_Aim of the task_
Repeat the lines that follow, leaving nothing out.

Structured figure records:
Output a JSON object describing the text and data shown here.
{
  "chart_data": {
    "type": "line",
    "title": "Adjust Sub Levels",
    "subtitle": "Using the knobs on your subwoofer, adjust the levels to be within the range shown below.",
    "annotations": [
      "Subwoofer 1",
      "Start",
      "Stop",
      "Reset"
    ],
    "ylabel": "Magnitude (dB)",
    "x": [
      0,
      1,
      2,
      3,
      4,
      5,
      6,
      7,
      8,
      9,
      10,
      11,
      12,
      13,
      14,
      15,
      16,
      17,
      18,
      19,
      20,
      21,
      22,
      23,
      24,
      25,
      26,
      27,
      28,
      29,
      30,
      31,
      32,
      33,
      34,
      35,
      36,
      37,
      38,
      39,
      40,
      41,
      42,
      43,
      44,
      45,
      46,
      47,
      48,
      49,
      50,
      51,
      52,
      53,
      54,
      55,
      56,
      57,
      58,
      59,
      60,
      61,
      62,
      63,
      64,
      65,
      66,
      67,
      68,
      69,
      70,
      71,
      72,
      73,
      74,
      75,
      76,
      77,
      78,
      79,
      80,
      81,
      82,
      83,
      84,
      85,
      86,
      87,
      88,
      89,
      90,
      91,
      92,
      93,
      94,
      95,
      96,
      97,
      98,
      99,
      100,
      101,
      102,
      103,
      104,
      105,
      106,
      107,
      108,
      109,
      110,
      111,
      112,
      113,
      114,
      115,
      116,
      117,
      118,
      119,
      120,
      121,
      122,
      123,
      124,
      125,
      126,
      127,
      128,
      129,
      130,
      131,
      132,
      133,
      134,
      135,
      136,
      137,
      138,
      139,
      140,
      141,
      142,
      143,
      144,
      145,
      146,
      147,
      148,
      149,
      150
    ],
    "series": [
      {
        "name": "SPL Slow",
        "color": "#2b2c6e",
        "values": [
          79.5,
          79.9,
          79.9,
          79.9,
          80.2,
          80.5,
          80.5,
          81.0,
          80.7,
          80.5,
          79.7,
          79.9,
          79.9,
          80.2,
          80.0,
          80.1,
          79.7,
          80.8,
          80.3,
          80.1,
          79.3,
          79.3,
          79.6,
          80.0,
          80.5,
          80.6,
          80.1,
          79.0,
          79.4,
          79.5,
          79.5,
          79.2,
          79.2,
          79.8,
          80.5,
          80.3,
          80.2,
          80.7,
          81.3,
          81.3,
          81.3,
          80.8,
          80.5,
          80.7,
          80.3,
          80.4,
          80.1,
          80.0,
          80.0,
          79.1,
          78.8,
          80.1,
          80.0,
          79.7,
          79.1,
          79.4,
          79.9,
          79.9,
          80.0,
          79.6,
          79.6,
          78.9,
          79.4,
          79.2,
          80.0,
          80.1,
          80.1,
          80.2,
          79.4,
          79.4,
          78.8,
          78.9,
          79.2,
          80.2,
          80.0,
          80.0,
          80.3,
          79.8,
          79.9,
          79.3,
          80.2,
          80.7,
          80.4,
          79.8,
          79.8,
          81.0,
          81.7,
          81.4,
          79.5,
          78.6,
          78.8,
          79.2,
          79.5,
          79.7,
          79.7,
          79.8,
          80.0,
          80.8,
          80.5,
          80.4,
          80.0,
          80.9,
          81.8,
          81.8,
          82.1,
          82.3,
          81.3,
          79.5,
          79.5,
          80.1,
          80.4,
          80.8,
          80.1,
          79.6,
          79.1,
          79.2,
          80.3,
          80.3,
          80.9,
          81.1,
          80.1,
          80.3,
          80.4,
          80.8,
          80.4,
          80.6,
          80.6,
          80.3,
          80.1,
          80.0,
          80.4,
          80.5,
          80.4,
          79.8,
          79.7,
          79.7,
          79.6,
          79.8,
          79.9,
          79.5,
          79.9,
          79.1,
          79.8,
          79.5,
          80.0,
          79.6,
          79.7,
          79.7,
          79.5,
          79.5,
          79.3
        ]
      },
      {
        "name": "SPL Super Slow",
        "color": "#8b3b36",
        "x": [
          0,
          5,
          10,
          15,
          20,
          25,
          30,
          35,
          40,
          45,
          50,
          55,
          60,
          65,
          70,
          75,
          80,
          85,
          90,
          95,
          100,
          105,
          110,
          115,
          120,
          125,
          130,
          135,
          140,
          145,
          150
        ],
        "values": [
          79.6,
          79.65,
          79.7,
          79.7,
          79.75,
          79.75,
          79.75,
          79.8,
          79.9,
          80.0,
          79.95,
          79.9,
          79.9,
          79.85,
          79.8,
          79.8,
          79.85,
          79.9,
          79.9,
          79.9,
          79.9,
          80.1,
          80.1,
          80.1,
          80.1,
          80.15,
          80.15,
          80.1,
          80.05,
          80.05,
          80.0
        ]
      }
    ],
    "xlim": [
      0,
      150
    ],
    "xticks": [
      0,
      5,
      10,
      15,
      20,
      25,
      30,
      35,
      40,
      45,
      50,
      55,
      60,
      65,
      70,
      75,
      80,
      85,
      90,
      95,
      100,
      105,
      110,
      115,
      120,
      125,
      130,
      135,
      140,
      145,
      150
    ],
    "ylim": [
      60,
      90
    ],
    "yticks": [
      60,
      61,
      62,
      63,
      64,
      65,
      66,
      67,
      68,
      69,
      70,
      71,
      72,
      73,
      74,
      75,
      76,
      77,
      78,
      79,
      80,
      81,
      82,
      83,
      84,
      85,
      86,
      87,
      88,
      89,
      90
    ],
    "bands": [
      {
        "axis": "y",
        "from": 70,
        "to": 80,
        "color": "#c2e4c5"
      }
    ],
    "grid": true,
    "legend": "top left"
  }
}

_Full output_
Output a JSON object describing the text and data shown here.
{
  "chart_data": {
    "type": "line",
    "title": "Adjust Sub Levels",
    "subtitle": "Using the knobs on your subwoofer, adjust the levels to be within the range shown below.",
    "annotations": [
      "Subwoofer 1",
      "Start",
      "Stop",
      "Reset"
    ],
    "ylabel": "Magnitude (dB)",
    "x": [
      0,
      1,
      2,
      3,
      4,
      5,
      6,
      7,
      8,
      9,
      10,
      11,
      12,
      13,
      14,
      15,
      16,
      17,
      18,
      19,
      20,
      21,
      22,
      23,
      24,
      25,
      26,
      27,
      28,
      29,
      30,
      31,
      32,
      33,
      34,
      35,
      36,
      37,
      38,
      39,
      40,
      41,
      42,
      43,
      44,
      45,
      46,
      47,
      48,
      49,
      50,
      51,
      52,
      53,
      54,
      55,
      56,
      57,
      58,
      59,
      60,
      61,
      62,
      63,
      64,
      65,
      66,
      67,
      68,
      69,
      70,
      71,
      72,
      73,
      74,
      75,
      76,
      77,
      78,
      79,
      80,
      81,
      82,
      83,
      84,
      85,
      86,
      87,
      88,
      89,
      90,
      91,
      92,
      93,
      94,
      95,
      96,
      97,
      98,
      99,
      100,
      101,
      102,
      103,
      104,
      105,
      106,
      107,
      108,
      109,
      110,
      111,
      112,
      113,
      114,
      115,
      116,
      117,
      118,
      119,
      120,
      121,
      122,
      123,
      124,
      125,
      126,
      127,
      128,
      129,
      130,
      131,
      132,
      133,
      134,
      135,
      136,
      137,
      138,
      139,
      140,
      141,
      142,
      143,
      144,
      145,
      146,
      147,
      148,
      149,
      150
    ],
    "series": [
      {
        "name": "SPL Slow",
        "color": "#2b2c6e",
        "values": [
          79.5,
          79.9,
          79.9,
          79.9,
          80.2,
          80.5,
          80.5,
          81.0,
          80.7,
          80.5,
          79.7,
          79.9,
          79.9,
          80.2,
          80.0,
          80.1,
          79.7,
          80.8,
          80.3,
          80.1,
          79.3,
          79.3,
          79.6,
          80.0,
          80.5,
          80.6,
          80.1,
          79.0,
          79.4,
          79.5,
          79.5,
          79.2,
          79.2,
          79.8,
          80.5,
          80.3,
          80.2,
          80.7,
          81.3,
          81.3,
          81.3,
          80.8,
          80.5,
          80.7,
          80.3,
          80.4,
          80.1,
          80.0,
          80.0,
          79.1,
          78.8,
          80.1,
          80.0,
          79.7,
          79.1,
          79.4,
          79.9,
          79.9,
          80.0,
          79.6,
          79.6,
          78.9,
          79.4,
          79.2,
          80.0,
          80.1,
          80.1,
          80.2,
          79.4,
          79.4,
          78.8,
          78.9,
          79.2,
          80.2,
          80.0,
          80.0,
          80.3,
          79.8,
          79.9,
          79.3,
          80.2,
          80.7,
          80.4,
          79.8,
          79.8,
          81.0,
          81.7,
          81.4,
          79.5,
          78.6,
          78.8,
          79.2,
          79.5,
          79.7,
          79.7,
          79.8,
          80.0,
          80.8,
          80.5,
          80.4,
          80.0,
          80.9,
          81.8,
          81.8,
          82.1,
          82.3,
          81.3,
          79.5,
          79.5,
          80.1,
          80.4,
          80.8,
          80.1,
          79.6,
          79.1,
          79.2,
          80.3,
          80.3,
          80.9,
          81.1,
          80.1,
          80.3,
          80.4,
          80.8,
          80.4,
          80.6,
          80.6,
          80.3,
          80.1,
          80.0,
          80.4,
          80.5,
          80.4,
          79.8,
          79.7,
          79.7,
          79.6,
          79.8,
          79.9,
          79.5,
          79.9,
          79.1,
          79.8,
          79.5,
          80.0,
          79.6,
          79.7,
          79.7,
          79.5,
          79.5,
          79.3
        ]
      },
      {
        "name": "SPL Super Slow",
        "color": "#8b3b36",
        "x": [
          0,
          5,
          10,
          15,
          20,
          25,
          30,
          35,
          40,
          45,
          50,
          55,
          60,
          65,
          70,
          75,
          80,
          85,
          90,
          95,
          100,
          105,
          110,
          115,
          120,
          125,
          130,
          135,
          140,
          145,
          150
        ],
        "values": [
          79.6,
          79.65,
          79.7,
          79.7,
          79.75,
          79.75,
          79.75,
          79.8,
          79.9,
          80.0,
          79.95,
          79.9,
          79.9,
          79.85,
          79.8,
          79.8,
          79.85,
          79.9,
          79.9,
          79.9,
          79.9,
          80.1,
          80.1,
          80.1,
          80.1,
          80.15,
          80.15,
          80.1,
          80.05,
          80.05,
          80.0
        ]
      }
    ],
    "xlim": [
      0,
      150
    ],
    "xticks": [
      0,
      5,
      10,
      15,
      20,
      25,
      30,
      35,
      40,
      45,
      50,
      55,
      60,
      65,
      70,
      75,
      80,
      85,
      90,
      95,
      100,
      105,
      110,
      115,
      120,
      125,
      130,
      135,
      140,
      145,
      150
    ],
    "ylim": [
      60,
      90
    ],
    "yticks": [
      60,
      61,
      62,
      63,
      64,
      65,
      66,
      67,
      68,
      69,
      70,
      71,
      72,
      73,
      74,
      75,
      76,
      77,
      78,
      79,
      80,
      81,
      82,
      83,
      84,
      85,
      86,
      87,
      88,
      89,
      90
    ],
    "bands": [
      {
        "axis": "y",
        "from": 70,
        "to": 80,
        "color": "#c2e4c5"
      }
    ],
    "grid": true,
    "legend": "top left"
  }
}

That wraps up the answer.